» **Given problem**: Every entry must be copied word for word.

** START **

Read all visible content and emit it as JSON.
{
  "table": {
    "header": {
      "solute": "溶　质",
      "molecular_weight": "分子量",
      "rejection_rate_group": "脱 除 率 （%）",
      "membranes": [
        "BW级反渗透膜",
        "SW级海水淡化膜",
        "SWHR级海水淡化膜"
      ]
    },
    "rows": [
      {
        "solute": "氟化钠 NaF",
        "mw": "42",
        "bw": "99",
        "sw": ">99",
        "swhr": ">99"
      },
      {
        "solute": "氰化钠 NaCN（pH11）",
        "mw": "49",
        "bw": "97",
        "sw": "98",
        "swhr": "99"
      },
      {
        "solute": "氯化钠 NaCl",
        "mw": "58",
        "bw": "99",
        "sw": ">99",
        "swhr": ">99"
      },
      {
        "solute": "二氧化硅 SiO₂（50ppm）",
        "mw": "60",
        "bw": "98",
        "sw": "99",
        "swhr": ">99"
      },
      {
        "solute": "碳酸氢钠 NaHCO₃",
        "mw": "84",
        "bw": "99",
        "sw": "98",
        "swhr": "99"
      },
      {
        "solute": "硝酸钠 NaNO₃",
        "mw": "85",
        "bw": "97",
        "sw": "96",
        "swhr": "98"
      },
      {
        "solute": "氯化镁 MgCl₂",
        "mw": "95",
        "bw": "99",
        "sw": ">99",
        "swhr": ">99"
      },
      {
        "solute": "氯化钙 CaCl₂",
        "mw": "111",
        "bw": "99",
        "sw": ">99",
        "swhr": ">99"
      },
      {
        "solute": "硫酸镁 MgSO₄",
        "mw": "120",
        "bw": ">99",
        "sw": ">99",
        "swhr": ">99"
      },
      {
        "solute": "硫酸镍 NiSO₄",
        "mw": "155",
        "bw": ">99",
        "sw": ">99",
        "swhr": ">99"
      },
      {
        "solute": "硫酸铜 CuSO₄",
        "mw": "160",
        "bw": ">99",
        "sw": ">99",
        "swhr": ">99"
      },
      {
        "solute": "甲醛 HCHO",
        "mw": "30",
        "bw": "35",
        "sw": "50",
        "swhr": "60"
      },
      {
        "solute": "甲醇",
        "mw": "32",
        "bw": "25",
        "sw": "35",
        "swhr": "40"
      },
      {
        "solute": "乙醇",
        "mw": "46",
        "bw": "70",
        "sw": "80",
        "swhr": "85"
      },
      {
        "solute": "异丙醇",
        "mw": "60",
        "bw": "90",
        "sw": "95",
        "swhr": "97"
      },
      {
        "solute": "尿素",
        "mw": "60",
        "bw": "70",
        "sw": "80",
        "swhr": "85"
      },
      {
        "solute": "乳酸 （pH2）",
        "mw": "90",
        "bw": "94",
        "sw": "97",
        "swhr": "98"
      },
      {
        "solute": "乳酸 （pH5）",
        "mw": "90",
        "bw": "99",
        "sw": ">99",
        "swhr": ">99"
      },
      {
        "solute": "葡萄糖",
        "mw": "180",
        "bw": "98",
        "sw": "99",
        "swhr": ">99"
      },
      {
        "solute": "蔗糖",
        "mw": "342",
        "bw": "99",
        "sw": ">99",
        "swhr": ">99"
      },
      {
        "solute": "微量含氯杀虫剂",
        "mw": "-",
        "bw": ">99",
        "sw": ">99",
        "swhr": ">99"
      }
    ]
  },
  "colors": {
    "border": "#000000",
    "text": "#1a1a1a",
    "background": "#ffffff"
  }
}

** END **

» **Output below**:
Read all visible content and emit it as JSON.
{
  "table": {
    "header": {
      "solute": "溶　质",
      "molecular_weight": "分子量",
      "rejection_rate_group": "脱 除 率 （%）",
      "membranes": [
        "BW级反渗透膜",
        "SW级海水淡化膜",
        "SWHR级海水淡化膜"
      ]
    },
    "rows": [
      {
        "solute": "氟化钠 NaF",
        "mw": "42",
        "bw": "99",
        "sw": ">99",
        "swhr": ">99"
      },
      {
        "solute": "氰化钠 NaCN（pH11）",
        "mw": "49",
        "bw": "97",
        "sw": "98",
        "swhr": "99"
      },
      {
        "solute": "氯化钠 NaCl",
        "mw": "58",
        "bw": "99",
        "sw": ">99",
        "swhr": ">99"
      },
      {
        "solute": "二氧化硅 SiO₂（50ppm）",
        "mw": "60",
        "bw": "98",
        "sw": "99",
        "swhr": ">99"
      },
      {
        "solute": "碳酸氢钠 NaHCO₃",
        "mw": "84",
        "bw": "99",
        "sw": "98",
        "swhr": "99"
      },
      {
        "solute": "硝酸钠 NaNO₃",
        "mw": "85",
        "bw": "97",
        "sw": "96",
        "swhr": "98"
      },
      {
        "solute": "氯化镁 MgCl₂",
        "mw": "95",
        "bw": "99",
        "sw": ">99",
        "swhr": ">99"
      },
      {
        "solute": "氯化钙 CaCl₂",
        "mw": "111",
        "bw": "99",
        "sw": ">99",
        "swhr": ">99"
      },
      {
        "solute": "硫酸镁 MgSO₄",
        "mw": "120",
        "bw": ">99",
        "sw": ">99",
        "swhr": ">99"
      },
      {
        "solute": "硫酸镍 NiSO₄",
        "mw": "155",
        "bw": ">99",
        "sw": ">99",
        "swhr": ">99"
      },
      {
        "solute": "硫酸铜 CuSO₄",
        "mw": "160",
        "bw": ">99",
        "sw": ">99",
        "swhr": ">99"
      },
      {
        "solute": "甲醛 HCHO",
        "mw": "30",
        "bw": "35",
        "sw": "50",
        "swhr": "60"
      },
      {
        "solute": "甲醇",
        "mw": "32",
        "bw": "25",
        "sw": "35",
        "swhr": "40"
      },
      {
        "solute": "乙醇",
        "mw": "46",
        "bw": "70",
        "sw": "80",
        "swhr": "85"
      },
      {
        "solute": "异丙醇",
        "mw": "60",
        "bw": "90",
        "sw": "95",
        "swhr": "97"
      },
      {
        "solute": "尿素",
        "mw": "60",
        "bw": "70",
        "sw": "80",
        "swhr": "85"
      },
      {
        "solute": "乳酸 （pH2）",
        "mw": "90",
        "bw": "94",
        "sw": "97",
        "swhr": "98"
      },
      {
        "solute": "乳酸 （pH5）",
        "mw": "90",
        "bw": "99",
        "sw": ">99",
        "swhr": ">99"
      },
      {
        "solute": "葡萄糖",
        "mw": "180",
        "bw": "98",
        "sw": "99",
        "swhr": ">99"
      },
      {
        "solute": "蔗糖",
        "mw": "342",
        "bw": "99",
        "sw": ">99",
        "swhr": ">99"
      },
      {
        "solute": "微量含氯杀虫剂",
        "mw": "-",
        "bw": ">99",
        "sw": ">99",
        "swhr": ">99"
      }
    ]
  },
  "colors": {
    "border": "#000000",
    "text": "#1a1a1a",
    "background": "#ffffff"
  }
}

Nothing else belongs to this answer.